◆ INSTRUCTIONS TO FOLLOW: Pick out each line of the records in which the word "meta" appears.

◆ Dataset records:
BEGIN

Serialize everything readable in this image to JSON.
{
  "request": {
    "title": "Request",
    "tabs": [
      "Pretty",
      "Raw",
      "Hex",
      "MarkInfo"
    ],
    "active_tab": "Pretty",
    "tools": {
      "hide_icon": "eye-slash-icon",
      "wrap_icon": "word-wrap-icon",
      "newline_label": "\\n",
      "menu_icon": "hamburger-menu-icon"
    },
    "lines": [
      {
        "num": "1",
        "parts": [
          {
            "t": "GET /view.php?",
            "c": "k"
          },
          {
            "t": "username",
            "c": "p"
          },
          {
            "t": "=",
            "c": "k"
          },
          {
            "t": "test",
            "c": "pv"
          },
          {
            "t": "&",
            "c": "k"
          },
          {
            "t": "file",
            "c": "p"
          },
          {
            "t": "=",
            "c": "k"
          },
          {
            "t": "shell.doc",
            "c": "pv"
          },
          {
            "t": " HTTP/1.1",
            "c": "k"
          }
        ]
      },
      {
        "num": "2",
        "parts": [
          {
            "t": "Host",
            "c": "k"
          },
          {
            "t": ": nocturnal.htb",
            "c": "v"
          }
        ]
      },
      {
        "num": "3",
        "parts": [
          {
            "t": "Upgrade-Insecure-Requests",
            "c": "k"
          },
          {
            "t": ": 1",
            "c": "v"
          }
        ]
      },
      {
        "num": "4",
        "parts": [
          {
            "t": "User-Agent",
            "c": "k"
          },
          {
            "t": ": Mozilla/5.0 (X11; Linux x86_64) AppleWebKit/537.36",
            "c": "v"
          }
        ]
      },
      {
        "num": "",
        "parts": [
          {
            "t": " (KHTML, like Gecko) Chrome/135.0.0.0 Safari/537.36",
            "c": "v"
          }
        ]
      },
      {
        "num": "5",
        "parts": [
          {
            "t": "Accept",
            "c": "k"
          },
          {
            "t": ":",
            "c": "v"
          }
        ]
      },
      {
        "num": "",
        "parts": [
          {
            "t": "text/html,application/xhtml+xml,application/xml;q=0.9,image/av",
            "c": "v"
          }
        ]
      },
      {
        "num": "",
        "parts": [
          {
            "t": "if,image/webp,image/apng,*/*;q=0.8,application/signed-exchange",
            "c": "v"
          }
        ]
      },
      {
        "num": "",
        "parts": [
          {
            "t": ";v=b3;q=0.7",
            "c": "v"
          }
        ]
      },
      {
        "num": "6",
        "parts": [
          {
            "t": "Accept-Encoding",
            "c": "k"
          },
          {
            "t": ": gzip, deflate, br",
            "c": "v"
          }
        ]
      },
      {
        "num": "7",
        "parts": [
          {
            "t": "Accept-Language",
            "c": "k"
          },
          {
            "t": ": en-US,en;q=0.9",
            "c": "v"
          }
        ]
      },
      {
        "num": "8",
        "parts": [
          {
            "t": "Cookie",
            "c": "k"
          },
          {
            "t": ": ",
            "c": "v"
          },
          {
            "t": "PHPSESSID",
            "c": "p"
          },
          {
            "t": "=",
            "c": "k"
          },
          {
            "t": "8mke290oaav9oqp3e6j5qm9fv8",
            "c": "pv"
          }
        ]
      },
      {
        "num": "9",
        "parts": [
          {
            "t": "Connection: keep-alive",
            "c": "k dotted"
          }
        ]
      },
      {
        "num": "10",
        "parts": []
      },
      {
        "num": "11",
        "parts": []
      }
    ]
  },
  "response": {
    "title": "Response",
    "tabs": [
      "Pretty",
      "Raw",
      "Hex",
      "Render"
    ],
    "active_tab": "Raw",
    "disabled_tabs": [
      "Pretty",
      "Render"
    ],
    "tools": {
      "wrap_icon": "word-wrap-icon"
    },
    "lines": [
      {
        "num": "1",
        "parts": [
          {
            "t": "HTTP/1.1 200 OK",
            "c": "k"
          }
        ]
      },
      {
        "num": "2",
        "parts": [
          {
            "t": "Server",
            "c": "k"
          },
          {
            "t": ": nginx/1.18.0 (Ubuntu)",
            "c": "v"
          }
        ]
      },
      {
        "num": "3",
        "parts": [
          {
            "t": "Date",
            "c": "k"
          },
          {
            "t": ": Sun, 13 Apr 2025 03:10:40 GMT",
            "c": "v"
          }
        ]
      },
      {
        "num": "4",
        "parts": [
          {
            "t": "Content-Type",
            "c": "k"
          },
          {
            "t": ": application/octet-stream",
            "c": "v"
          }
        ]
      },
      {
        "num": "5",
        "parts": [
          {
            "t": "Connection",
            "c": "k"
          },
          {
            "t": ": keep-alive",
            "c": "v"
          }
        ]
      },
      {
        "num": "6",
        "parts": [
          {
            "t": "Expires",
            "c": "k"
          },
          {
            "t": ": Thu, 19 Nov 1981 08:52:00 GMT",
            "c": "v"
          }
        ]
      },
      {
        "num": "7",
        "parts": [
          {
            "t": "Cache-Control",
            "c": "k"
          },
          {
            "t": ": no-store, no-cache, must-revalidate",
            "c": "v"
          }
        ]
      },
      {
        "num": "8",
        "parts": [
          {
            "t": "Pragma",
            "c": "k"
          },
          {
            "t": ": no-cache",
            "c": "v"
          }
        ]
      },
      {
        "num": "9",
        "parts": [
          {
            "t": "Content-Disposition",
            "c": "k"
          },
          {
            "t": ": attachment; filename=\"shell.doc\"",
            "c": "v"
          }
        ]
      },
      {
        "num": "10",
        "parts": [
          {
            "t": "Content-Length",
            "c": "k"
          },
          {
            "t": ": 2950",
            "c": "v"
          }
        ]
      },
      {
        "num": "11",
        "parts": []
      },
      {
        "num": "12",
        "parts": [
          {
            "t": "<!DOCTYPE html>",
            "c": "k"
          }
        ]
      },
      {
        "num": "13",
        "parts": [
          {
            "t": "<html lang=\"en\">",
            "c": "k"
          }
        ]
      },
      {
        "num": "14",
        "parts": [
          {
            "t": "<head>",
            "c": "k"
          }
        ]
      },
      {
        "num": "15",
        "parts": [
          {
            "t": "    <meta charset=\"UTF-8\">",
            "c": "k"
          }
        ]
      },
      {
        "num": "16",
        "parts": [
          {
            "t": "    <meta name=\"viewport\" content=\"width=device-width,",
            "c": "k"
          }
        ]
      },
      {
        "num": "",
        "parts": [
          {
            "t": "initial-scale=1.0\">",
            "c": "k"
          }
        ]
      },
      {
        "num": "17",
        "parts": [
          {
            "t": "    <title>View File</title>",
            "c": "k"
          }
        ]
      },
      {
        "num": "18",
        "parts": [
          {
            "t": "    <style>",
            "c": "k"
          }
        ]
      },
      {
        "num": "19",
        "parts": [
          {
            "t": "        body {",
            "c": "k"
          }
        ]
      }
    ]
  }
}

END

◆ CORRECT OUTPUT:
            "t": "    <meta charset=\"UTF-8\">",
            "t": "    <meta name=\"viewport\" content=\"width=device-width,",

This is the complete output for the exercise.